*Qué se pide*
Reescribe de forma más breve el párrafo del fragmento que empieza con «Ahora bien, retornando», sin perder sus datos principales.

*Fragmento*
—————

Esta tensión entre una visión optimista y otra pesimista acerca del futuro de la humanidad configura la matriz de opuestos que la ciencia social ha enfrentado al momento de explicar el orden y el caos. Sin embargo, son precisamente estas tensiones las que, a lo largo del texto, nos permitirán comprender un concepto que parece volcarse sobre sí mismo para autoproducirse y autoflagelarse, “un hecho que representa otro ejemplo de la capacidad que tienen las técnicas y los valores occidentales para ser exportados, corrompidos y luego dirigidos contra ese mismo mundo occidental que los creó”, diría el señor Nisbet (1981, p. 26).
Ahora bien, retornando a la concepción más optimista del progreso, esa que lo entiende como el escenario óptimo para la comprensión del orden social y siguiendo con Nisbet (1981), podríamos afirmar después de todo que “la fe en el progreso ha sido la tendencia dominante a lo largo de la historia” (p. 19). Cabe anotar que el tufillo eclesial que el autor devela en su sentencia al apelar a la fe, nos ambienta un período de transición y continuidades que Michel Foucault comprendió eficientemente con sus conceptos de época: la biopolítica y el biopoder (2007, p. 169) y que, en el marco de la intelección del espíritu de la modernidad, nos permiten acercarnos al espacio de un dispositivo diseñado para conducir las conductas de la población.

—————

*Filas de datos*
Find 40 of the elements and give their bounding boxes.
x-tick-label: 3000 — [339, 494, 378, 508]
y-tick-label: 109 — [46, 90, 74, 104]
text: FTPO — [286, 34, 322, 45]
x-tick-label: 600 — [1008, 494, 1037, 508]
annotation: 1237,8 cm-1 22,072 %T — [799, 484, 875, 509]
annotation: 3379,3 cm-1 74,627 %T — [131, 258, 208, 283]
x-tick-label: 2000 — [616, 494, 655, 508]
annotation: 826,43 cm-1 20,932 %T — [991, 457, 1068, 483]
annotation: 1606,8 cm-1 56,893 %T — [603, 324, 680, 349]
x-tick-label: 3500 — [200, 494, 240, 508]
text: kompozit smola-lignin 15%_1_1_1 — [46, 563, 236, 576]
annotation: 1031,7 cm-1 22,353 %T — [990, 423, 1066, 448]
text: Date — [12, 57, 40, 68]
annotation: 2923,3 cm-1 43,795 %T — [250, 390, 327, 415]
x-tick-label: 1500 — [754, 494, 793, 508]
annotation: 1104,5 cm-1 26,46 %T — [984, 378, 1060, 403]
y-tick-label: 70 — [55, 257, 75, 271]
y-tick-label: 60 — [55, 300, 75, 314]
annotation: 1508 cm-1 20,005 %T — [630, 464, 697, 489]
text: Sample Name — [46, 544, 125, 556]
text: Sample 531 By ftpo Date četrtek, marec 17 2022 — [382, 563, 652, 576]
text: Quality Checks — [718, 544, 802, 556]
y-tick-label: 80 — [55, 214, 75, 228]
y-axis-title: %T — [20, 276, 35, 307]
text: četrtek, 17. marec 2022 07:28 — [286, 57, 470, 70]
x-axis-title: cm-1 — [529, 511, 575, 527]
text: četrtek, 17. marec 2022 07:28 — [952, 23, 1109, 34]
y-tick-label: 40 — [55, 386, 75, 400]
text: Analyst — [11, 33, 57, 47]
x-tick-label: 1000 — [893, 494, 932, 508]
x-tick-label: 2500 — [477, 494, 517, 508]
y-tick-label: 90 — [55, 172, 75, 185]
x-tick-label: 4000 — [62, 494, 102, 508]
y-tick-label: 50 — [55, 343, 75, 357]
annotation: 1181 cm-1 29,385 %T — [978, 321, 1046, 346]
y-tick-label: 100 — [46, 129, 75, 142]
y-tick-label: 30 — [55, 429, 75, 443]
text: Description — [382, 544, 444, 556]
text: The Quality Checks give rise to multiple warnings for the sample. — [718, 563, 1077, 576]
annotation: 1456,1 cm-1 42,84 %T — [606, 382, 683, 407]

—————

*Respuesta*
Volviendo a la visión optimista del progreso como escenario óptimo para comprender el orden social, puede afirmarse con Nisbet (1981) que «la fe en el progreso ha sido la tendencia dominante a lo largo de la historia» (p. 19). El tono eclesial de esa alusión a la fe remite a un período de transición y continuidades que Michel Foucault explicó con sus conceptos de biopolítica y biopoder (2007, p. 169). Al pensar el espíritu de la modernidad, esos conceptos acercan a un dispositivo diseñado para conducir las conductas de la población.